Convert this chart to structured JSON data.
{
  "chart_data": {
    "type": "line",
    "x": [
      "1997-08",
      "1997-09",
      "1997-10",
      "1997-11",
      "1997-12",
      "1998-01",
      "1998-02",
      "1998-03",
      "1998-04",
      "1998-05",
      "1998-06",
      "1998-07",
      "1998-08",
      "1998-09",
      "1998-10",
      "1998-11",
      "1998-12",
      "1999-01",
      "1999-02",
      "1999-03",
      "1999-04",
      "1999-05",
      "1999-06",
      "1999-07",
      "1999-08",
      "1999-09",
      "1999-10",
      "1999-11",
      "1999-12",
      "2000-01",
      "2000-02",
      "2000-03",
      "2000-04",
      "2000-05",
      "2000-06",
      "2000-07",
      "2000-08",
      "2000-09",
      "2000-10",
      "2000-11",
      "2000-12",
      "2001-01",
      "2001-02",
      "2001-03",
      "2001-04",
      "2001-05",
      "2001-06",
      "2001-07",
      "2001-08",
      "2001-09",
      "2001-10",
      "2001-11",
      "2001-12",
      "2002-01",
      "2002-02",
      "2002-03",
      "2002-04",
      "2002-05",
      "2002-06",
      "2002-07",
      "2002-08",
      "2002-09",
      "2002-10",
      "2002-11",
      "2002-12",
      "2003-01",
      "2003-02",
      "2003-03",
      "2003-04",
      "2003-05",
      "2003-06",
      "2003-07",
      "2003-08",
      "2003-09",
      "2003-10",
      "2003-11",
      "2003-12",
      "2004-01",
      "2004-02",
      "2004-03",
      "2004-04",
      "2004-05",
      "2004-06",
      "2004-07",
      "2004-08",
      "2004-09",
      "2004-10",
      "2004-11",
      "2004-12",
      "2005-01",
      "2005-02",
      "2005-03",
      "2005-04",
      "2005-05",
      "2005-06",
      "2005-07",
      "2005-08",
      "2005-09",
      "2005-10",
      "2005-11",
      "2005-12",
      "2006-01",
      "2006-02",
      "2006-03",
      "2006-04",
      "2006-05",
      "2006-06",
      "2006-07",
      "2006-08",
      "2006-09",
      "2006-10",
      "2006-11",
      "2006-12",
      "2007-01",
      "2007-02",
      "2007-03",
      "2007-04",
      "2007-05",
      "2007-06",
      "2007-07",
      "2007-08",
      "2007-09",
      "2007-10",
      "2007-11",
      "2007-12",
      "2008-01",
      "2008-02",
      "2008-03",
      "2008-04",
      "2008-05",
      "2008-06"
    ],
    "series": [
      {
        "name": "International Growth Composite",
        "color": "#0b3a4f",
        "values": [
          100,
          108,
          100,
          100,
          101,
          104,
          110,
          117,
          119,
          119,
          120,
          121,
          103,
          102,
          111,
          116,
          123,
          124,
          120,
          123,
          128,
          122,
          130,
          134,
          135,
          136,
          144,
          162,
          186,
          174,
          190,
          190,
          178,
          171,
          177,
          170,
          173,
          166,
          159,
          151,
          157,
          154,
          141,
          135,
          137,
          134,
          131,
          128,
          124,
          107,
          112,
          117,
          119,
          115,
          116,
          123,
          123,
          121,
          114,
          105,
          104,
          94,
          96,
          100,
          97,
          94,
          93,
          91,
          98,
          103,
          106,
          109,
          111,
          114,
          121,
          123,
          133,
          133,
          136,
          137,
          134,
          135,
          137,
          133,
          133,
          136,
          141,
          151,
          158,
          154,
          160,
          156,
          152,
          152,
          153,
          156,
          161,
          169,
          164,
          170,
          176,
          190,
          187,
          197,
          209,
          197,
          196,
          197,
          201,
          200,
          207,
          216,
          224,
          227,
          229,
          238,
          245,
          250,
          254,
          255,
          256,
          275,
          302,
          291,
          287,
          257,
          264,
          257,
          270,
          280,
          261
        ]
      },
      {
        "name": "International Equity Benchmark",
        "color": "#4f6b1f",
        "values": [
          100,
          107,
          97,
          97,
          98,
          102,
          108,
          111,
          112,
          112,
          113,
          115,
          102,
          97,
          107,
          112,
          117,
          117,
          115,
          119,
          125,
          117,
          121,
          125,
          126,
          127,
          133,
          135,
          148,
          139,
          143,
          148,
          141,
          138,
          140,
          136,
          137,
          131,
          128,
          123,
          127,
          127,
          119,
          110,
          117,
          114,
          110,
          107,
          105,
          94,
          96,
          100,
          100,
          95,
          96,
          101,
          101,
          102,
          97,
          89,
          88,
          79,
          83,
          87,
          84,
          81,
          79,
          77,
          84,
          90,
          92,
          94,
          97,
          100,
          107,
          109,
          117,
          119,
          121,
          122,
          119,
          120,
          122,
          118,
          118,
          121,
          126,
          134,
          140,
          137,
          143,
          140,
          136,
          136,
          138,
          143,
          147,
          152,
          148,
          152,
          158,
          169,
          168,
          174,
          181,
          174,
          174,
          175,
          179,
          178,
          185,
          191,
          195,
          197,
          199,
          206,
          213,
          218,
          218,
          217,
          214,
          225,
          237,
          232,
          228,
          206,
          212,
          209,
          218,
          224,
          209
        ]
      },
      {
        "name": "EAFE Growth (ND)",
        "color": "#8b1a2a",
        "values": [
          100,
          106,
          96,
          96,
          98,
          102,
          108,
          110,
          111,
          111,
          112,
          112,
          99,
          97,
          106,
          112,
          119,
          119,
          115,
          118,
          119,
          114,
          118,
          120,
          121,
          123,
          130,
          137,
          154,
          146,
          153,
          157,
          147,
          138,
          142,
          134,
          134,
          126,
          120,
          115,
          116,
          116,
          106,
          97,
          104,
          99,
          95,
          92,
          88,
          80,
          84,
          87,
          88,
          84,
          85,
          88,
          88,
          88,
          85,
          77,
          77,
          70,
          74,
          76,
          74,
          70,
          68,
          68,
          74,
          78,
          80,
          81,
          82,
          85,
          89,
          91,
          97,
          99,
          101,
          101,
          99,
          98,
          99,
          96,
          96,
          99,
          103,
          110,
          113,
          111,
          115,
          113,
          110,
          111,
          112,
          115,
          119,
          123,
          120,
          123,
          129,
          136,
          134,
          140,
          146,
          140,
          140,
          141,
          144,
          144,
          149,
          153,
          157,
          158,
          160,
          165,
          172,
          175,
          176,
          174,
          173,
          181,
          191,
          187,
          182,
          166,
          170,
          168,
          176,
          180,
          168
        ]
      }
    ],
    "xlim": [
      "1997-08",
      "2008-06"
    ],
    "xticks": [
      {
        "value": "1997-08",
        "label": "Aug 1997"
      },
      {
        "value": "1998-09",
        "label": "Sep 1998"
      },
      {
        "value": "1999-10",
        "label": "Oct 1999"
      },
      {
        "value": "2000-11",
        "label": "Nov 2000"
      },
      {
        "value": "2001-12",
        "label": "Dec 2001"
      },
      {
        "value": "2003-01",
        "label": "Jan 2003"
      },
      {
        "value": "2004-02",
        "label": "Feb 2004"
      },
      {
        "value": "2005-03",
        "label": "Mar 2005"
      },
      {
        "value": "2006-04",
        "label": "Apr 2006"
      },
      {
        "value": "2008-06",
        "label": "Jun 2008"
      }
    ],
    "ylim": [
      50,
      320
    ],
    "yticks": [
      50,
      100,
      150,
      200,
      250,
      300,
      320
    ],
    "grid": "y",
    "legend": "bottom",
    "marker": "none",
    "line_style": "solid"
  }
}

- Directions -
Copy every record above exactly as it appears.

- Problem solution -
Convert this chart to structured JSON data.
{
  "chart_data": {
    "type": "line",
    "x": [
      "1997-08",
      "1997-09",
      "1997-10",
      "1997-11",
      "1997-12",
      "1998-01",
      "1998-02",
      "1998-03",
      "1998-04",
      "1998-05",
      "1998-06",
      "1998-07",
      "1998-08",
      "1998-09",
      "1998-10",
      "1998-11",
      "1998-12",
      "1999-01",
      "1999-02",
      "1999-03",
      "1999-04",
      "1999-05",
      "1999-06",
      "1999-07",
      "1999-08",
      "1999-09",
      "1999-10",
      "1999-11",
      "1999-12",
      "2000-01",
      "2000-02",
      "2000-03",
      "2000-04",
      "2000-05",
      "2000-06",
      "2000-07",
      "2000-08",
      "2000-09",
      "2000-10",
      "2000-11",
      "2000-12",
      "2001-01",
      "2001-02",
      "2001-03",
      "2001-04",
      "2001-05",
      "2001-06",
      "2001-07",
      "2001-08",
      "2001-09",
      "2001-10",
      "2001-11",
      "2001-12",
      "2002-01",
      "2002-02",
      "2002-03",
      "2002-04",
      "2002-05",
      "2002-06",
      "2002-07",
      "2002-08",
      "2002-09",
      "2002-10",
      "2002-11",
      "2002-12",
      "2003-01",
      "2003-02",
      "2003-03",
      "2003-04",
      "2003-05",
      "2003-06",
      "2003-07",
      "2003-08",
      "2003-09",
      "2003-10",
      "2003-11",
      "2003-12",
      "2004-01",
      "2004-02",
      "2004-03",
      "2004-04",
      "2004-05",
      "2004-06",
      "2004-07",
      "2004-08",
      "2004-09",
      "2004-10",
      "2004-11",
      "2004-12",
      "2005-01",
      "2005-02",
      "2005-03",
      "2005-04",
      "2005-05",
      "2005-06",
      "2005-07",
      "2005-08",
      "2005-09",
      "2005-10",
      "2005-11",
      "2005-12",
      "2006-01",
      "2006-02",
      "2006-03",
      "2006-04",
      "2006-05",
      "2006-06",
      "2006-07",
      "2006-08",
      "2006-09",
      "2006-10",
      "2006-11",
      "2006-12",
      "2007-01",
      "2007-02",
      "2007-03",
      "2007-04",
      "2007-05",
      "2007-06",
      "2007-07",
      "2007-08",
      "2007-09",
      "2007-10",
      "2007-11",
      "2007-12",
      "2008-01",
      "2008-02",
      "2008-03",
      "2008-04",
      "2008-05",
      "2008-06"
    ],
    "series": [
      {
        "name": "International Growth Composite",
        "color": "#0b3a4f",
        "values": [
          100,
          108,
          100,
          100,
          101,
          104,
          110,
          117,
          119,
          119,
          120,
          121,
          103,
          102,
          111,
          116,
          123,
          124,
          120,
          123,
          128,
          122,
          130,
          134,
          135,
          136,
          144,
          162,
          186,
          174,
          190,
          190,
          178,
          171,
          177,
          170,
          173,
          166,
          159,
          151,
          157,
          154,
          141,
          135,
          137,
          134,
          131,
          128,
          124,
          107,
          112,
          117,
          119,
          115,
          116,
          123,
          123,
          121,
          114,
          105,
          104,
          94,
          96,
          100,
          97,
          94,
          93,
          91,
          98,
          103,
          106,
          109,
          111,
          114,
          121,
          123,
          133,
          133,
          136,
          137,
          134,
          135,
          137,
          133,
          133,
          136,
          141,
          151,
          158,
          154,
          160,
          156,
          152,
          152,
          153,
          156,
          161,
          169,
          164,
          170,
          176,
          190,
          187,
          197,
          209,
          197,
          196,
          197,
          201,
          200,
          207,
          216,
          224,
          227,
          229,
          238,
          245,
          250,
          254,
          255,
          256,
          275,
          302,
          291,
          287,
          257,
          264,
          257,
          270,
          280,
          261
        ]
      },
      {
        "name": "International Equity Benchmark",
        "color": "#4f6b1f",
        "values": [
          100,
          107,
          97,
          97,
          98,
          102,
          108,
          111,
          112,
          112,
          113,
          115,
          102,
          97,
          107,
          112,
          117,
          117,
          115,
          119,
          125,
          117,
          121,
          125,
          126,
          127,
          133,
          135,
          148,
          139,
          143,
          148,
          141,
          138,
          140,
          136,
          137,
          131,
          128,
          123,
          127,
          127,
          119,
          110,
          117,
          114,
          110,
          107,
          105,
          94,
          96,
          100,
          100,
          95,
          96,
          101,
          101,
          102,
          97,
          89,
          88,
          79,
          83,
          87,
          84,
          81,
          79,
          77,
          84,
          90,
          92,
          94,
          97,
          100,
          107,
          109,
          117,
          119,
          121,
          122,
          119,
          120,
          122,
          118,
          118,
          121,
          126,
          134,
          140,
          137,
          143,
          140,
          136,
          136,
          138,
          143,
          147,
          152,
          148,
          152,
          158,
          169,
          168,
          174,
          181,
          174,
          174,
          175,
          179,
          178,
          185,
          191,
          195,
          197,
          199,
          206,
          213,
          218,
          218,
          217,
          214,
          225,
          237,
          232,
          228,
          206,
          212,
          209,
          218,
          224,
          209
        ]
      },
      {
        "name": "EAFE Growth (ND)",
        "color": "#8b1a2a",
        "values": [
          100,
          106,
          96,
          96,
          98,
          102,
          108,
          110,
          111,
          111,
          112,
          112,
          99,
          97,
          106,
          112,
          119,
          119,
          115,
          118,
          119,
          114,
          118,
          120,
          121,
          123,
          130,
          137,
          154,
          146,
          153,
          157,
          147,
          138,
          142,
          134,
          134,
          126,
          120,
          115,
          116,
          116,
          106,
          97,
          104,
          99,
          95,
          92,
          88,
          80,
          84,
          87,
          88,
          84,
          85,
          88,
          88,
          88,
          85,
          77,
          77,
          70,
          74,
          76,
          74,
          70,
          68,
          68,
          74,
          78,
          80,
          81,
          82,
          85,
          89,
          91,
          97,
          99,
          101,
          101,
          99,
          98,
          99,
          96,
          96,
          99,
          103,
          110,
          113,
          111,
          115,
          113,
          110,
          111,
          112,
          115,
          119,
          123,
          120,
          123,
          129,
          136,
          134,
          140,
          146,
          140,
          140,
          141,
          144,
          144,
          149,
          153,
          157,
          158,
          160,
          165,
          172,
          175,
          176,
          174,
          173,
          181,
          191,
          187,
          182,
          166,
          170,
          168,
          176,
          180,
          168
        ]
      }
    ],
    "xlim": [
      "1997-08",
      "2008-06"
    ],
    "xticks": [
      {
        "value": "1997-08",
        "label": "Aug 1997"
      },
      {
        "value": "1998-09",
        "label": "Sep 1998"
      },
      {
        "value": "1999-10",
        "label": "Oct 1999"
      },
      {
        "value": "2000-11",
        "label": "Nov 2000"
      },
      {
        "value": "2001-12",
        "label": "Dec 2001"
      },
      {
        "value": "2003-01",
        "label": "Jan 2003"
      },
      {
        "value": "2004-02",
        "label": "Feb 2004"
      },
      {
        "value": "2005-03",
        "label": "Mar 2005"
      },
      {
        "value": "2006-04",
        "label": "Apr 2006"
      },
      {
        "value": "2008-06",
        "label": "Jun 2008"
      }
    ],
    "ylim": [
      50,
      320
    ],
    "yticks": [
      50,
      100,
      150,
      200,
      250,
      300,
      320
    ],
    "grid": "y",
    "legend": "bottom",
    "marker": "none",
    "line_style": "solid"
  }
}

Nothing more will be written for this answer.